— Start ENTRIES SHOWN —

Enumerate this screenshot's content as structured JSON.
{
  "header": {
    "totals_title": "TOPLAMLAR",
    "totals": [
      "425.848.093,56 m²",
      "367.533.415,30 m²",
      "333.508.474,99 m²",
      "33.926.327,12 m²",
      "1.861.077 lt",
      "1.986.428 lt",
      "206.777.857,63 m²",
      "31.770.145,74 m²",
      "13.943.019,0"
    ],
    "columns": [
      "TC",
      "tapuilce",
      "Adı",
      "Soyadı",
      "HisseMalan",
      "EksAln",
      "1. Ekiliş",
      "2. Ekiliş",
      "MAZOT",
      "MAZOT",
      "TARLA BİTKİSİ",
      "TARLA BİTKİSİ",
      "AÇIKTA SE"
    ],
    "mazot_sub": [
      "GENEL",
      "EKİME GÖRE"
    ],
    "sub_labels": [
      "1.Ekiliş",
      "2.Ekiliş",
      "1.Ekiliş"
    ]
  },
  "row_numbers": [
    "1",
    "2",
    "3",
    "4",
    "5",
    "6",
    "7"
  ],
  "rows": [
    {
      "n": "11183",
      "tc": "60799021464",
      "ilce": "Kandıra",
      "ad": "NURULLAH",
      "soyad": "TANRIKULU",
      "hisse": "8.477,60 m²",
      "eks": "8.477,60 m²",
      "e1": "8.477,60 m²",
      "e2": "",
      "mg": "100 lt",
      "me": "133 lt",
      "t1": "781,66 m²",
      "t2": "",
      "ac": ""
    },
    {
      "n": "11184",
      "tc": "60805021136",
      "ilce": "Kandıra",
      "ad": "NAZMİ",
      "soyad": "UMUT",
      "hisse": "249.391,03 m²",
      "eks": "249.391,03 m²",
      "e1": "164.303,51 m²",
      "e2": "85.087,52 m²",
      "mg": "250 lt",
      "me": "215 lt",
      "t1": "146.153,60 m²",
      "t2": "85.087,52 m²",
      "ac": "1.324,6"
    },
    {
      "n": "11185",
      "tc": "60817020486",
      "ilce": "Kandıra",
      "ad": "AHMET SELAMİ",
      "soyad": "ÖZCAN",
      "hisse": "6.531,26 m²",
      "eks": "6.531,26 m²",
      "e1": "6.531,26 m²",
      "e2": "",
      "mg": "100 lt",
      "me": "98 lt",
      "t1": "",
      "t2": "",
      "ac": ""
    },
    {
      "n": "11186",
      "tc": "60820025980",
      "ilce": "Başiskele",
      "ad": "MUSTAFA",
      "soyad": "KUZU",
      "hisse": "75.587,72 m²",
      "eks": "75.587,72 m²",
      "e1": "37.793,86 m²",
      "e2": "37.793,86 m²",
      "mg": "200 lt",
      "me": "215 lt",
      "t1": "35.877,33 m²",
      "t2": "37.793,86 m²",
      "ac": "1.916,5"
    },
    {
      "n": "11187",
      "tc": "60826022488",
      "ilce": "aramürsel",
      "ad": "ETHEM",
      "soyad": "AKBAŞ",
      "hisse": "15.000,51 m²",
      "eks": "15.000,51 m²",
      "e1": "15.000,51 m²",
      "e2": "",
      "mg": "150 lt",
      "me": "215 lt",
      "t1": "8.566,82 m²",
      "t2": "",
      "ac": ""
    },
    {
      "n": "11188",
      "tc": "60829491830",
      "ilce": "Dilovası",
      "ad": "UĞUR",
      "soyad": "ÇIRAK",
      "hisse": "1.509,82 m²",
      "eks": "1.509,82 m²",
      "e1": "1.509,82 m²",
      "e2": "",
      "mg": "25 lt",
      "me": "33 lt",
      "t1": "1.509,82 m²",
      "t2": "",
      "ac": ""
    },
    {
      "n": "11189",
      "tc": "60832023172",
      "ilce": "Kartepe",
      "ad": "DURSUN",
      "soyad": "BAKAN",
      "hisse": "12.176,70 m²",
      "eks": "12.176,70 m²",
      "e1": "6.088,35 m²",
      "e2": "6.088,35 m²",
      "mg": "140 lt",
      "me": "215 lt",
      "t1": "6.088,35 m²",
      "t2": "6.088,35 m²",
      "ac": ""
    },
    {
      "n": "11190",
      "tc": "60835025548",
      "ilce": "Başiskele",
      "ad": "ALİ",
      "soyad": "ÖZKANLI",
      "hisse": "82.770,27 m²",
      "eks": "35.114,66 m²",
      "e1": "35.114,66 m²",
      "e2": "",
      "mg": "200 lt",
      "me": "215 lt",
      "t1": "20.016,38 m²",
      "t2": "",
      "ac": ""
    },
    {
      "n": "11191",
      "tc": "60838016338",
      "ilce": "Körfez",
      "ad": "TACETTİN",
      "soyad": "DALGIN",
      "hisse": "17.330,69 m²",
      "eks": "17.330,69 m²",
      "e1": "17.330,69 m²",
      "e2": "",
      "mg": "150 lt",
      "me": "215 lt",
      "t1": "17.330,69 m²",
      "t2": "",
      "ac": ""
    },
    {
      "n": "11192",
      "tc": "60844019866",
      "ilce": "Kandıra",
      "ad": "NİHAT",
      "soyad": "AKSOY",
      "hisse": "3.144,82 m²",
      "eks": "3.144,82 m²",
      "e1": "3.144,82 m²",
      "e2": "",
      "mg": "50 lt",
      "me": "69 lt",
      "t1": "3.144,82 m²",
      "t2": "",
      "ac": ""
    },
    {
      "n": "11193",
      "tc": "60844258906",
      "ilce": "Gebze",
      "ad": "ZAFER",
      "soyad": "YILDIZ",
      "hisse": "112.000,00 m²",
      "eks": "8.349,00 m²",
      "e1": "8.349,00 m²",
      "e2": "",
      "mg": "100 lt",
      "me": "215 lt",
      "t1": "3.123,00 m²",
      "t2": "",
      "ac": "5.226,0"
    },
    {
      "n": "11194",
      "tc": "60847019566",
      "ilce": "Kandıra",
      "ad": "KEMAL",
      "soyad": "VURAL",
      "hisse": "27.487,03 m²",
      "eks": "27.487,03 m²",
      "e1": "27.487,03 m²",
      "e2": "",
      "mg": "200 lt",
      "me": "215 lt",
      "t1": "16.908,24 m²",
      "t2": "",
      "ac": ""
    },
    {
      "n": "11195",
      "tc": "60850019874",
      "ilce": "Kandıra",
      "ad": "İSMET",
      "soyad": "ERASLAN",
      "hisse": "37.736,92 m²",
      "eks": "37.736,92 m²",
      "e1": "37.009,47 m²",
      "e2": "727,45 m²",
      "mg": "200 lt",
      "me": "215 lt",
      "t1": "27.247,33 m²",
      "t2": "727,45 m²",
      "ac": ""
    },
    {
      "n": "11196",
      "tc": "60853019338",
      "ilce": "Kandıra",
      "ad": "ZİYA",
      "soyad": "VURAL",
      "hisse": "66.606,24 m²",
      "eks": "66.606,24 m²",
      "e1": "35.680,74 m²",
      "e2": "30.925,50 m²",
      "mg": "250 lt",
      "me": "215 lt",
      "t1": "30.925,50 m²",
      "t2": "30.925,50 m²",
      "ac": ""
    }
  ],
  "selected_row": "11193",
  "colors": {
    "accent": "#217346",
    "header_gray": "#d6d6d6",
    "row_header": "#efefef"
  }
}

— End ENTRIES SHOWN —

• _PROBLEM DESCRIPTION_
Recopy all the lines exactly as they appear.

• _EXPECTED ANSWER_
Enumerate this screenshot's content as structured JSON.
{
  "header": {
    "totals_title": "TOPLAMLAR",
    "totals": [
      "425.848.093,56 m²",
      "367.533.415,30 m²",
      "333.508.474,99 m²",
      "33.926.327,12 m²",
      "1.861.077 lt",
      "1.986.428 lt",
      "206.777.857,63 m²",
      "31.770.145,74 m²",
      "13.943.019,0"
    ],
    "columns": [
      "TC",
      "tapuilce",
      "Adı",
      "Soyadı",
      "HisseMalan",
      "EksAln",
      "1. Ekiliş",
      "2. Ekiliş",
      "MAZOT",
      "MAZOT",
      "TARLA BİTKİSİ",
      "TARLA BİTKİSİ",
      "AÇIKTA SE"
    ],
    "mazot_sub": [
      "GENEL",
      "EKİME GÖRE"
    ],
    "sub_labels": [
      "1.Ekiliş",
      "2.Ekiliş",
      "1.Ekiliş"
    ]
  },
  "row_numbers": [
    "1",
    "2",
    "3",
    "4",
    "5",
    "6",
    "7"
  ],
  "rows": [
    {
      "n": "11183",
      "tc": "60799021464",
      "ilce": "Kandıra",
      "ad": "NURULLAH",
      "soyad": "TANRIKULU",
      "hisse": "8.477,60 m²",
      "eks": "8.477,60 m²",
      "e1": "8.477,60 m²",
      "e2": "",
      "mg": "100 lt",
      "me": "133 lt",
      "t1": "781,66 m²",
      "t2": "",
      "ac": ""
    },
    {
      "n": "11184",
      "tc": "60805021136",
      "ilce": "Kandıra",
      "ad": "NAZMİ",
      "soyad": "UMUT",
      "hisse": "249.391,03 m²",
      "eks": "249.391,03 m²",
      "e1": "164.303,51 m²",
      "e2": "85.087,52 m²",
      "mg": "250 lt",
      "me": "215 lt",
      "t1": "146.153,60 m²",
      "t2": "85.087,52 m²",
      "ac": "1.324,6"
    },
    {
      "n": "11185",
      "tc": "60817020486",
      "ilce": "Kandıra",
      "ad": "AHMET SELAMİ",
      "soyad": "ÖZCAN",
      "hisse": "6.531,26 m²",
      "eks": "6.531,26 m²",
      "e1": "6.531,26 m²",
      "e2": "",
      "mg": "100 lt",
      "me": "98 lt",
      "t1": "",
      "t2": "",
      "ac": ""
    },
    {
      "n": "11186",
      "tc": "60820025980",
      "ilce": "Başiskele",
      "ad": "MUSTAFA",
      "soyad": "KUZU",
      "hisse": "75.587,72 m²",
      "eks": "75.587,72 m²",
      "e1": "37.793,86 m²",
      "e2": "37.793,86 m²",
      "mg": "200 lt",
      "me": "215 lt",
      "t1": "35.877,33 m²",
      "t2": "37.793,86 m²",
      "ac": "1.916,5"
    },
    {
      "n": "11187",
      "tc": "60826022488",
      "ilce": "aramürsel",
      "ad": "ETHEM",
      "soyad": "AKBAŞ",
      "hisse": "15.000,51 m²",
      "eks": "15.000,51 m²",
      "e1": "15.000,51 m²",
      "e2": "",
      "mg": "150 lt",
      "me": "215 lt",
      "t1": "8.566,82 m²",
      "t2": "",
      "ac": ""
    },
    {
      "n": "11188",
      "tc": "60829491830",
      "ilce": "Dilovası",
      "ad": "UĞUR",
      "soyad": "ÇIRAK",
      "hisse": "1.509,82 m²",
      "eks": "1.509,82 m²",
      "e1": "1.509,82 m²",
      "e2": "",
      "mg": "25 lt",
      "me": "33 lt",
      "t1": "1.509,82 m²",
      "t2": "",
      "ac": ""
    },
    {
      "n": "11189",
      "tc": "60832023172",
      "ilce": "Kartepe",
      "ad": "DURSUN",
      "soyad": "BAKAN",
      "hisse": "12.176,70 m²",
      "eks": "12.176,70 m²",
      "e1": "6.088,35 m²",
      "e2": "6.088,35 m²",
      "mg": "140 lt",
      "me": "215 lt",
      "t1": "6.088,35 m²",
      "t2": "6.088,35 m²",
      "ac": ""
    },
    {
      "n": "11190",
      "tc": "60835025548",
      "ilce": "Başiskele",
      "ad": "ALİ",
      "soyad": "ÖZKANLI",
      "hisse": "82.770,27 m²",
      "eks": "35.114,66 m²",
      "e1": "35.114,66 m²",
      "e2": "",
      "mg": "200 lt",
      "me": "215 lt",
      "t1": "20.016,38 m²",
      "t2": "",
      "ac": ""
    },
    {
      "n": "11191",
      "tc": "60838016338",
      "ilce": "Körfez",
      "ad": "TACETTİN",
      "soyad": "DALGIN",
      "hisse": "17.330,69 m²",
      "eks": "17.330,69 m²",
      "e1": "17.330,69 m²",
      "e2": "",
      "mg": "150 lt",
      "me": "215 lt",
      "t1": "17.330,69 m²",
      "t2": "",
      "ac": ""
    },
    {
      "n": "11192",
      "tc": "60844019866",
      "ilce": "Kandıra",
      "ad": "NİHAT",
      "soyad": "AKSOY",
      "hisse": "3.144,82 m²",
      "eks": "3.144,82 m²",
      "e1": "3.144,82 m²",
      "e2": "",
      "mg": "50 lt",
      "me": "69 lt",
      "t1": "3.144,82 m²",
      "t2": "",
      "ac": ""
    },
    {
      "n": "11193",
      "tc": "60844258906",
      "ilce": "Gebze",
      "ad": "ZAFER",
      "soyad": "YILDIZ",
      "hisse": "112.000,00 m²",
      "eks": "8.349,00 m²",
      "e1": "8.349,00 m²",
      "e2": "",
      "mg": "100 lt",
      "me": "215 lt",
      "t1": "3.123,00 m²",
      "t2": "",
      "ac": "5.226,0"
    },
    {
      "n": "11194",
      "tc": "60847019566",
      "ilce": "Kandıra",
      "ad": "KEMAL",
      "soyad": "VURAL",
      "hisse": "27.487,03 m²",
      "eks": "27.487,03 m²",
      "e1": "27.487,03 m²",
      "e2": "",
      "mg": "200 lt",
      "me": "215 lt",
      "t1": "16.908,24 m²",
      "t2": "",
      "ac": ""
    },
    {
      "n": "11195",
      "tc": "60850019874",
      "ilce": "Kandıra",
      "ad": "İSMET",
      "soyad": "ERASLAN",
      "hisse": "37.736,92 m²",
      "eks": "37.736,92 m²",
      "e1": "37.009,47 m²",
      "e2": "727,45 m²",
      "mg": "200 lt",
      "me": "215 lt",
      "t1": "27.247,33 m²",
      "t2": "727,45 m²",
      "ac": ""
    },
    {
      "n": "11196",
      "tc": "60853019338",
      "ilce": "Kandıra",
      "ad": "ZİYA",
      "soyad": "VURAL",
      "hisse": "66.606,24 m²",
      "eks": "66.606,24 m²",
      "e1": "35.680,74 m²",
      "e2": "30.925,50 m²",
      "mg": "250 lt",
      "me": "215 lt",
      "t1": "30.925,50 m²",
      "t2": "30.925,50 m²",
      "ac": ""
    }
  ],
  "selected_row": "11193",
  "colors": {
    "accent": "#217346",
    "header_gray": "#d6d6d6",
    "row_header": "#efefef"
  }
}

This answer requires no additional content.